- WHAT THE TASK ASKS -
Below are some records. Say how many of their lines include the string "Delhi", giving only the number.

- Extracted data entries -
————

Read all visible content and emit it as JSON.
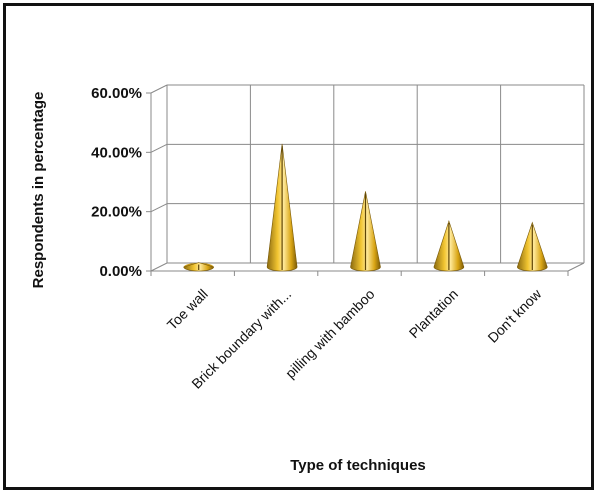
{
  "chart_data": {
    "type": "bar",
    "categories": [
      "Toe wall",
      "Brick boundary with...",
      "pilling with bamboo",
      "Plantation",
      "Don't know"
    ],
    "series": [
      {
        "values": [
          1.5,
          41.5,
          25.5,
          15.5,
          15.0
        ]
      }
    ],
    "y_ticks": [
      "0.00%",
      "20.00%",
      "40.00%",
      "60.00%"
    ],
    "xlabel": "Type of techniques",
    "ylabel": "Respondents in percentage",
    "ylim": [
      0,
      60
    ],
    "y_unit": "%",
    "grid": true,
    "legend": "none",
    "mark_style": "cone",
    "colors": {
      "fill": "#E8B828",
      "highlight": "#FFE99A",
      "shadow": "#8A6A10",
      "grid": "#8a8a8a",
      "frame": "#111111"
    }
  }
}
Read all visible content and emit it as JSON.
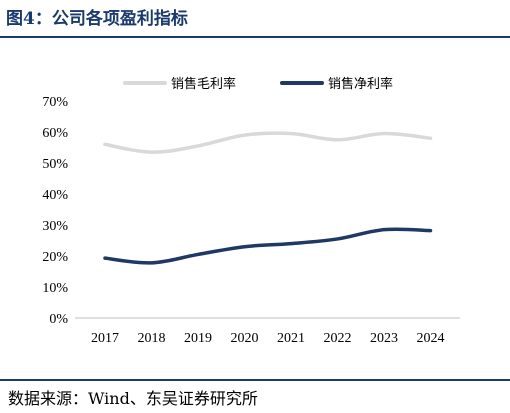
{
  "title": "图4：公司各项盈利指标",
  "source": "数据来源：Wind、东吴证券研究所",
  "colors": {
    "accent": "#1a3a6e",
    "gross_margin": "#d9d9d9",
    "net_margin": "#1f3864"
  },
  "chart_data": {
    "type": "line",
    "x": [
      "2017",
      "2018",
      "2019",
      "2020",
      "2021",
      "2022",
      "2023",
      "2024"
    ],
    "y_ticks": [
      "0%",
      "10%",
      "20%",
      "30%",
      "40%",
      "50%",
      "60%",
      "70%"
    ],
    "ylim": [
      0,
      70
    ],
    "grid": false,
    "legend_position": "top",
    "series": [
      {
        "name": "销售毛利率",
        "color": "#d9d9d9",
        "values": [
          56,
          53.5,
          55.5,
          59,
          59.5,
          57.5,
          59.5,
          58
        ]
      },
      {
        "name": "销售净利率",
        "color": "#1f3864",
        "values": [
          19.3,
          17.8,
          20.5,
          23,
          24,
          25.5,
          28.5,
          28.2
        ]
      }
    ]
  }
}
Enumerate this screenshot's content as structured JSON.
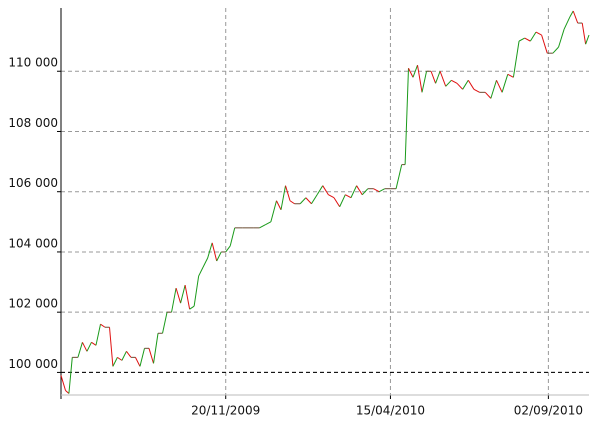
{
  "chart_data": {
    "type": "line",
    "up_color": "#1a9a1a",
    "down_color": "#e01010",
    "flat_color": "#6a4a30",
    "baseline": 100000,
    "grid": true,
    "xlim": [
      "27/06/2009",
      "08/10/2010"
    ],
    "xticks": [
      "20/11/2009",
      "15/04/2010",
      "02/09/2010"
    ],
    "ylim": [
      99250,
      112100
    ],
    "yticks": [
      {
        "value": 100000,
        "label": "100 000"
      },
      {
        "value": 102000,
        "label": "102 000"
      },
      {
        "value": 104000,
        "label": "104 000"
      },
      {
        "value": 106000,
        "label": "106 000"
      },
      {
        "value": 108000,
        "label": "108 000"
      },
      {
        "value": 110000,
        "label": "110 000"
      }
    ],
    "x": [
      "27/06/2009",
      "01/07/2009",
      "04/07/2009",
      "07/07/2009",
      "12/07/2009",
      "16/07/2009",
      "20/07/2009",
      "24/07/2009",
      "28/07/2009",
      "01/08/2009",
      "05/08/2009",
      "09/08/2009",
      "12/08/2009",
      "16/08/2009",
      "20/08/2009",
      "24/08/2009",
      "28/08/2009",
      "01/09/2009",
      "05/09/2009",
      "09/09/2009",
      "13/09/2009",
      "17/09/2009",
      "21/09/2009",
      "25/09/2009",
      "29/09/2009",
      "03/10/2009",
      "07/10/2009",
      "11/10/2009",
      "15/10/2009",
      "19/10/2009",
      "23/10/2009",
      "27/10/2009",
      "31/10/2009",
      "04/11/2009",
      "08/11/2009",
      "12/11/2009",
      "16/11/2009",
      "20/11/2009",
      "24/11/2009",
      "28/11/2009",
      "05/12/2009",
      "15/12/2009",
      "20/12/2009",
      "25/12/2009",
      "30/12/2009",
      "04/01/2010",
      "08/01/2010",
      "12/01/2010",
      "16/01/2010",
      "20/01/2010",
      "25/01/2010",
      "30/01/2010",
      "04/02/2010",
      "09/02/2010",
      "14/02/2010",
      "19/02/2010",
      "24/02/2010",
      "01/03/2010",
      "06/03/2010",
      "11/03/2010",
      "16/03/2010",
      "21/03/2010",
      "26/03/2010",
      "31/03/2010",
      "05/04/2010",
      "10/04/2010",
      "15/04/2010",
      "20/04/2010",
      "25/04/2010",
      "28/04/2010",
      "01/05/2010",
      "05/05/2010",
      "09/05/2010",
      "13/05/2010",
      "17/05/2010",
      "21/05/2010",
      "25/05/2010",
      "29/05/2010",
      "03/06/2010",
      "08/06/2010",
      "13/06/2010",
      "18/06/2010",
      "23/06/2010",
      "28/06/2010",
      "03/07/2010",
      "08/07/2010",
      "13/07/2010",
      "18/07/2010",
      "23/07/2010",
      "28/07/2010",
      "02/08/2010",
      "07/08/2010",
      "12/08/2010",
      "17/08/2010",
      "22/08/2010",
      "27/08/2010",
      "01/09/2010",
      "06/09/2010",
      "11/09/2010",
      "16/09/2010",
      "21/09/2010",
      "24/09/2010",
      "28/09/2010",
      "02/10/2010",
      "05/10/2010",
      "08/10/2010"
    ],
    "values": [
      99900,
      99400,
      99300,
      100500,
      100500,
      101000,
      100700,
      101000,
      100900,
      101600,
      101500,
      101500,
      100200,
      100500,
      100400,
      100700,
      100500,
      100500,
      100200,
      100800,
      100800,
      100300,
      101300,
      101300,
      102000,
      102000,
      102800,
      102300,
      102900,
      102100,
      102200,
      103200,
      103500,
      103800,
      104300,
      103700,
      104000,
      104000,
      104200,
      104800,
      104800,
      104800,
      104800,
      104900,
      105000,
      105700,
      105400,
      106200,
      105700,
      105600,
      105600,
      105800,
      105600,
      105900,
      106200,
      105900,
      105800,
      105500,
      105900,
      105800,
      106200,
      105900,
      106100,
      106100,
      106000,
      106100,
      106100,
      106100,
      106900,
      106900,
      110100,
      109800,
      110200,
      109300,
      110000,
      110000,
      109600,
      110000,
      109500,
      109700,
      109600,
      109400,
      109700,
      109400,
      109300,
      109300,
      109100,
      109700,
      109300,
      109900,
      109800,
      111000,
      111100,
      111000,
      111300,
      111200,
      110600,
      110600,
      110800,
      111400,
      111800,
      112000,
      111600,
      111600,
      110900,
      111200
    ]
  }
}
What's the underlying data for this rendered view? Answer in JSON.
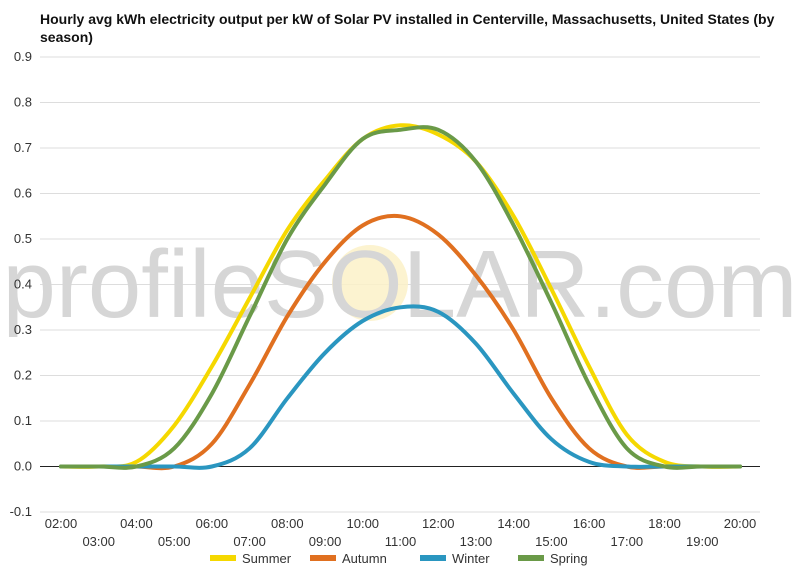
{
  "chart_data": {
    "type": "line",
    "title": "Hourly avg kWh electricity output per kW of Solar PV installed in Centerville, Massachusetts, United States (by season)",
    "ylim": [
      -0.1,
      0.9
    ],
    "yticks": [
      "-0.1",
      "0.0",
      "0.1",
      "0.2",
      "0.3",
      "0.4",
      "0.5",
      "0.6",
      "0.7",
      "0.8",
      "0.9"
    ],
    "xticks": [
      "02:00",
      "03:00",
      "04:00",
      "05:00",
      "06:00",
      "07:00",
      "08:00",
      "09:00",
      "10:00",
      "11:00",
      "12:00",
      "13:00",
      "14:00",
      "15:00",
      "16:00",
      "17:00",
      "18:00",
      "19:00",
      "20:00"
    ],
    "grid": true,
    "legend_position": "bottom",
    "watermark": "profileSOLAR.com",
    "x": [
      2,
      3,
      4,
      5,
      6,
      7,
      8,
      9,
      10,
      11,
      12,
      13,
      14,
      15,
      16,
      17,
      18,
      19,
      20
    ],
    "series": [
      {
        "name": "Summer",
        "color": "#f5d800",
        "values": [
          0.0,
          0.0,
          0.01,
          0.09,
          0.22,
          0.37,
          0.52,
          0.63,
          0.72,
          0.75,
          0.73,
          0.67,
          0.55,
          0.39,
          0.22,
          0.07,
          0.01,
          0.0,
          0.0
        ]
      },
      {
        "name": "Autumn",
        "color": "#e07020",
        "values": [
          0.0,
          0.0,
          0.0,
          0.0,
          0.05,
          0.18,
          0.33,
          0.45,
          0.53,
          0.55,
          0.51,
          0.42,
          0.3,
          0.15,
          0.04,
          0.0,
          0.0,
          0.0,
          0.0
        ]
      },
      {
        "name": "Winter",
        "color": "#2a96c0",
        "values": [
          0.0,
          0.0,
          0.0,
          0.0,
          0.0,
          0.04,
          0.15,
          0.25,
          0.32,
          0.35,
          0.34,
          0.27,
          0.16,
          0.06,
          0.01,
          0.0,
          0.0,
          0.0,
          0.0
        ]
      },
      {
        "name": "Spring",
        "color": "#6a9a48",
        "values": [
          0.0,
          0.0,
          0.0,
          0.04,
          0.16,
          0.33,
          0.5,
          0.62,
          0.72,
          0.74,
          0.74,
          0.67,
          0.53,
          0.36,
          0.18,
          0.04,
          0.0,
          0.0,
          0.0
        ]
      }
    ]
  }
}
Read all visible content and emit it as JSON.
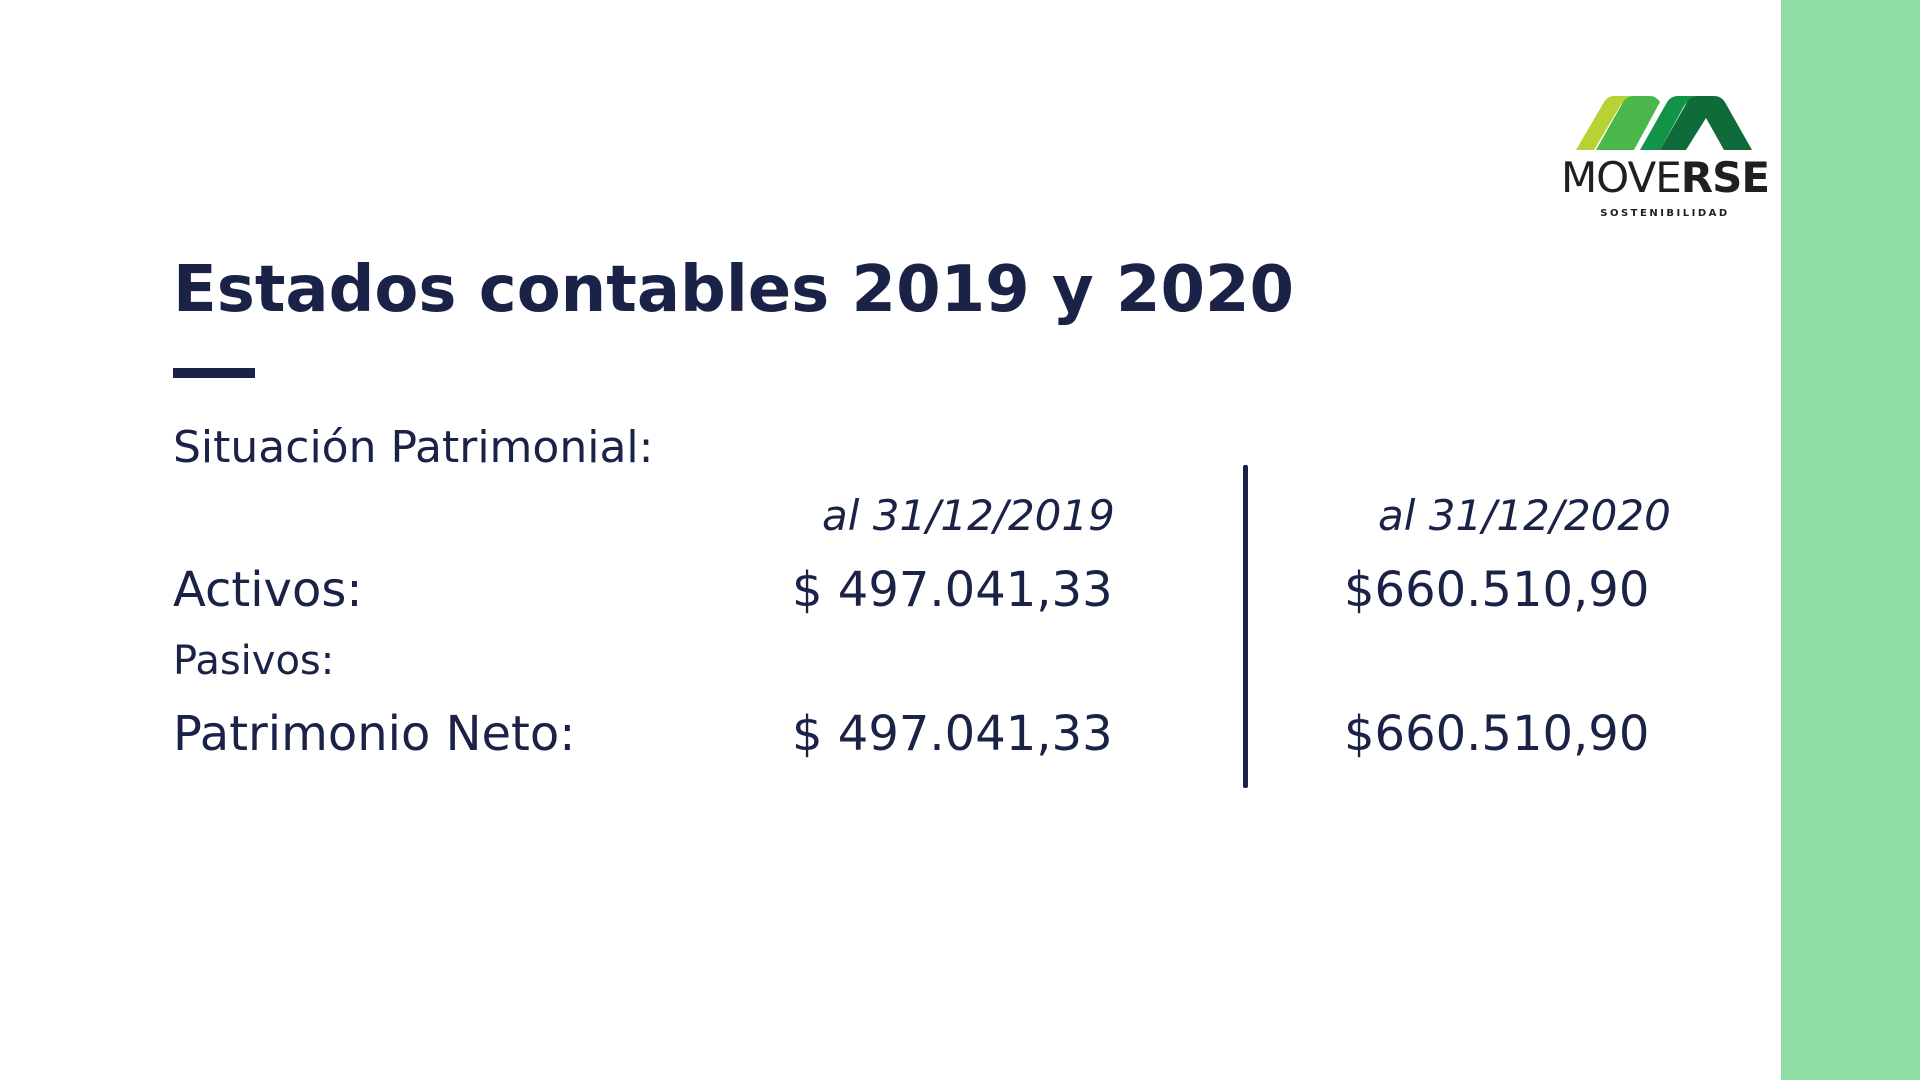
{
  "colors": {
    "text_navy": "#1a2247",
    "accent_band": "#8fdca4",
    "logo_lime": "#b6d234",
    "logo_green": "#4bb64a",
    "logo_mid_green": "#119448",
    "logo_dark_green": "#0f6b3a"
  },
  "logo": {
    "word_light": "MOVE",
    "word_bold": "RSE",
    "tagline": "SOSTENIBILIDAD"
  },
  "title": "Estados contables 2019 y 2020",
  "section_label": "Situación Patrimonial:",
  "columns": {
    "col1": "al 31/12/2019",
    "col2": "al 31/12/2020"
  },
  "rows": {
    "activos": {
      "label": "Activos:",
      "v2019": "$ 497.041,33",
      "v2020": "$660.510,90"
    },
    "pasivos": {
      "label": "Pasivos:"
    },
    "patrimonio_neto": {
      "label": "Patrimonio Neto:",
      "v2019": "$ 497.041,33",
      "v2020": "$660.510,90"
    }
  }
}
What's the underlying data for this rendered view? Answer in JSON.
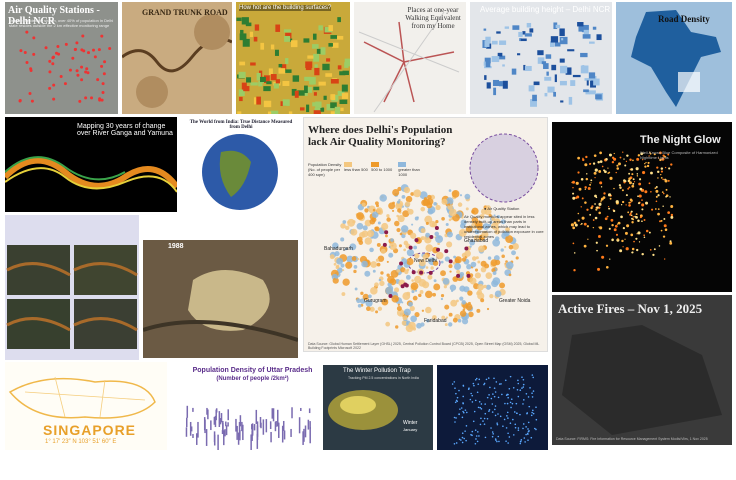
{
  "air_quality": {
    "title": "Air Quality Stations - Delhi NCR",
    "subtitle": "Despite the density shown, over 40% of population in Delhi state resides outside the 2 km effective monitoring range"
  },
  "grand_trunk": {
    "title": "GRAND TRUNK ROAD"
  },
  "building_heat": {
    "title": "How hot are the building surfaces?"
  },
  "walking": {
    "title": "Places at one-year Walking Equivalent from my Home"
  },
  "building_height": {
    "title": "Average building height – Delhi NCR"
  },
  "road_density": {
    "title": "Road Density"
  },
  "rivers": {
    "title": "Mapping 30 years of change over River Ganga and Yamuna"
  },
  "world": {
    "title": "The World from India: True Distance Measured from Delhi"
  },
  "featured": {
    "title": "Where does Delhi's Population lack Air Quality Monitoring?",
    "legend_title": "Population Density (No. of people per 400 sqm)",
    "legend": [
      "less than 500",
      "500 to 1000",
      "greater than 1000"
    ],
    "station": "Air Quality Station",
    "note": "Air Quality monitors appear sited in less densely built-up areas than parts in institutional zones, which may lead to underestimation of pollution exposure in core residential zones",
    "places": [
      "Bahadurgarh",
      "New Delhi",
      "Ghaziabad",
      "Gurugram",
      "Faridabad",
      "Greater Noida"
    ],
    "source": "Data Source: Global Human Settlement Layer (GHSL) 2025, Central Pollution Control Board (CPCB) 2025, Open Street Map (OSM) 2025, Global ML Building Footprints Microsoft 2022"
  },
  "night_glow": {
    "title": "The Night Glow",
    "subtitle": "Well-Known Blue Composite of Harmonized Nighttime Lights"
  },
  "landcover": {
    "title": "1988"
  },
  "fires": {
    "title": "Active Fires – Nov 1, 2025",
    "source": "Data Source: FIRMS: Fire Information for Resource Management System Modis/Viirs, 1 Nov 2025"
  },
  "singapore": {
    "title": "SINGAPORE",
    "subtitle": "1° 17′ 23″ N 103° 51′ 60″ E"
  },
  "uttar_pradesh": {
    "title": "Population Density of Uttar Pradesh",
    "subtitle": "(Number of people /2km²)"
  },
  "winter": {
    "title": "The Winter Pollution Trap",
    "subtitle": "Tracking PM 2.5 concentrations in North India",
    "labels": [
      "Winter",
      "January"
    ]
  }
}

————

- REPLY TO THE EXERCISE -
6